◆ Supplied data ◆
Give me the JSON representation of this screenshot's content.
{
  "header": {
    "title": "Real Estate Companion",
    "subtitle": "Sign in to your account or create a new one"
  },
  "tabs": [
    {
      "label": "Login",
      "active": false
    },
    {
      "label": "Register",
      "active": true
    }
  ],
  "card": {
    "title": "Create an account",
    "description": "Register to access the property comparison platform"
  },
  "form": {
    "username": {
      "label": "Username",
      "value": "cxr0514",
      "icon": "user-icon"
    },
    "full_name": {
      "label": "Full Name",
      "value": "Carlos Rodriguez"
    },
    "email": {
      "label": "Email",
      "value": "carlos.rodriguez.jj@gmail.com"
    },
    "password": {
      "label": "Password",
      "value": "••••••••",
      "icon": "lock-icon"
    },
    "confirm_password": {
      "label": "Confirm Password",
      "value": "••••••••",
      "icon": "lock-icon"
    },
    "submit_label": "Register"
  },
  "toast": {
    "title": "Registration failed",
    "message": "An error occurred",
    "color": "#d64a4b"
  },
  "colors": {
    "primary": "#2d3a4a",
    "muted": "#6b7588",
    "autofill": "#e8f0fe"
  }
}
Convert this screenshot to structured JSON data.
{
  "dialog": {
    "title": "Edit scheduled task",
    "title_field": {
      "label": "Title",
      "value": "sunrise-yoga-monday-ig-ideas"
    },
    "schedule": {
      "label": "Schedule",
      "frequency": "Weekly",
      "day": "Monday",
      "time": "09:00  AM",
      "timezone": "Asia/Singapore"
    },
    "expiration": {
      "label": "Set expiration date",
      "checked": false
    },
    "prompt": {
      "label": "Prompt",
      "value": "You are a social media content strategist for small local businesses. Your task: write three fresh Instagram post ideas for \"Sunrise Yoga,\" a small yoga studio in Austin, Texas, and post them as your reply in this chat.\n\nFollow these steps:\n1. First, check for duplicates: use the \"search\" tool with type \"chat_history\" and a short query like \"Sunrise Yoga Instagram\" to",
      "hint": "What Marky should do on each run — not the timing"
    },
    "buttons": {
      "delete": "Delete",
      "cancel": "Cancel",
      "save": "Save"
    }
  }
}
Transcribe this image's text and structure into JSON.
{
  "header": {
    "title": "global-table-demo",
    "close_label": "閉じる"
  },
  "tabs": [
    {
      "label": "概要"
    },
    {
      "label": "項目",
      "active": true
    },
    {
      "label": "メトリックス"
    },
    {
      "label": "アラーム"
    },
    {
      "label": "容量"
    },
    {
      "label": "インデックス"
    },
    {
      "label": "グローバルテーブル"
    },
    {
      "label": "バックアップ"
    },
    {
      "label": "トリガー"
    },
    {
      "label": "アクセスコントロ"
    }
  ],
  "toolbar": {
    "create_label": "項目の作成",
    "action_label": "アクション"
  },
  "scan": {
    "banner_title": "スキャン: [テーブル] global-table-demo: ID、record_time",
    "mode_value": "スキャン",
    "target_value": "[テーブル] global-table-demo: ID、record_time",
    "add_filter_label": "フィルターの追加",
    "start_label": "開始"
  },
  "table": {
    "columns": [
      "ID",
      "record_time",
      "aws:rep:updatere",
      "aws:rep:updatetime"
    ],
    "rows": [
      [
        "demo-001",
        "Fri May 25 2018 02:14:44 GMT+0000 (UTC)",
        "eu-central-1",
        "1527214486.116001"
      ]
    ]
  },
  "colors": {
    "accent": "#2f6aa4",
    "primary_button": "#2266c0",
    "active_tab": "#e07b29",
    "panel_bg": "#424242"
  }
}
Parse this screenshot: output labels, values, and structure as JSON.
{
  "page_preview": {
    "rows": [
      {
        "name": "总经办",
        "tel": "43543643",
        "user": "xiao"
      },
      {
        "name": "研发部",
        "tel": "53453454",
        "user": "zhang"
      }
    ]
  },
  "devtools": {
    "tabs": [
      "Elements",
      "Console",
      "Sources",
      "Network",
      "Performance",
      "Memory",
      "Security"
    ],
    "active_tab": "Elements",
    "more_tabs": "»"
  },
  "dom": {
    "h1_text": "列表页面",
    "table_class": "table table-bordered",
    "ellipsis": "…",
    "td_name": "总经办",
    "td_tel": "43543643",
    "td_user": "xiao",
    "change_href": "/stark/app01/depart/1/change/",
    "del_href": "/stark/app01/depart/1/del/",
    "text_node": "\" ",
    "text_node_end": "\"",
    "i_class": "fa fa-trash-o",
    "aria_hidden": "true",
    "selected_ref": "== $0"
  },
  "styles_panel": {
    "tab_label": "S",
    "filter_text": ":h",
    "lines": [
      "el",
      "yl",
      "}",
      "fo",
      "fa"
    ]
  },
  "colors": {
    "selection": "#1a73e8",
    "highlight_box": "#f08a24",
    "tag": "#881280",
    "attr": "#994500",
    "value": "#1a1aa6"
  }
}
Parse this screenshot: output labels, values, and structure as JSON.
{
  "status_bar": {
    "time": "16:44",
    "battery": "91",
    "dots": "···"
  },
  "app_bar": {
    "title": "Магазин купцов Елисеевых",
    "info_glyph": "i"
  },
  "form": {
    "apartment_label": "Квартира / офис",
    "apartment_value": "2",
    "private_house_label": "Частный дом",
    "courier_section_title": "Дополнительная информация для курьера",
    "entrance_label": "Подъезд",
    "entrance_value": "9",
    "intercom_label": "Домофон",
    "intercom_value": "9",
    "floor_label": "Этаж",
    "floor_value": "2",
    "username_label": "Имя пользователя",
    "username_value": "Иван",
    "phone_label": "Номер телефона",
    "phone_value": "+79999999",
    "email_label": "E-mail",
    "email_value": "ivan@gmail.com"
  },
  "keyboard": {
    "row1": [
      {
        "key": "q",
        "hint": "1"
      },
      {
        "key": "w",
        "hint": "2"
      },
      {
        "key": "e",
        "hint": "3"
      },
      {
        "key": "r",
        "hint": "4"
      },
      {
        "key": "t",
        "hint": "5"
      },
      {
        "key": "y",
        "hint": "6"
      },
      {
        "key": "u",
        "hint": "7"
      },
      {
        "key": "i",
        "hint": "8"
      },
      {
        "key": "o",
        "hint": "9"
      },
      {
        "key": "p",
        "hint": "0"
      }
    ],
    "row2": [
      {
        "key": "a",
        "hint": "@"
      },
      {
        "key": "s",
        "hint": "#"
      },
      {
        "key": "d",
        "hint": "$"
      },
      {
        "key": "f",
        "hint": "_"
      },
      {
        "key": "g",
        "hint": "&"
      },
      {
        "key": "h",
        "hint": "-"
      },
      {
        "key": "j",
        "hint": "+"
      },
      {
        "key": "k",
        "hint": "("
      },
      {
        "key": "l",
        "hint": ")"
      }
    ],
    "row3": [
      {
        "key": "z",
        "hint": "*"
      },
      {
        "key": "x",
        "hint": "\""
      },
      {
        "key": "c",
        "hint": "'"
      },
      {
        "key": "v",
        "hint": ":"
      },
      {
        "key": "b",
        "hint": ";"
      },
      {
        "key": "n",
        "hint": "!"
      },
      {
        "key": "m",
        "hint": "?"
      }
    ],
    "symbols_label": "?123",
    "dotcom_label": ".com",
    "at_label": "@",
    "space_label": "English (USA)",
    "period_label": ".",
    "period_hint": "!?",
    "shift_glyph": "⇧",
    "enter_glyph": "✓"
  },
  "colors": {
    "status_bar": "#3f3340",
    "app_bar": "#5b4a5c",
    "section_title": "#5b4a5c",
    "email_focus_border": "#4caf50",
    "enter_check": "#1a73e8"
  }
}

◆ Set task ◆
Report all lines of the data above that include the string "your".

◆ Response below ◆
    "subtitle": "Sign in to your account or create a new one"
      "value": "You are a social media content strategist for small local businesses. Your task: write three fresh Instagram post ideas for \"Sunrise Yoga,\" a small yoga studio in Austin, Texas, and post them as your reply in this chat.\n\nFollow these steps:\n1. First, check for duplicates: use the \"search\" tool with type \"chat_history\" and a short query like \"Sunrise Yoga Instagram\" to",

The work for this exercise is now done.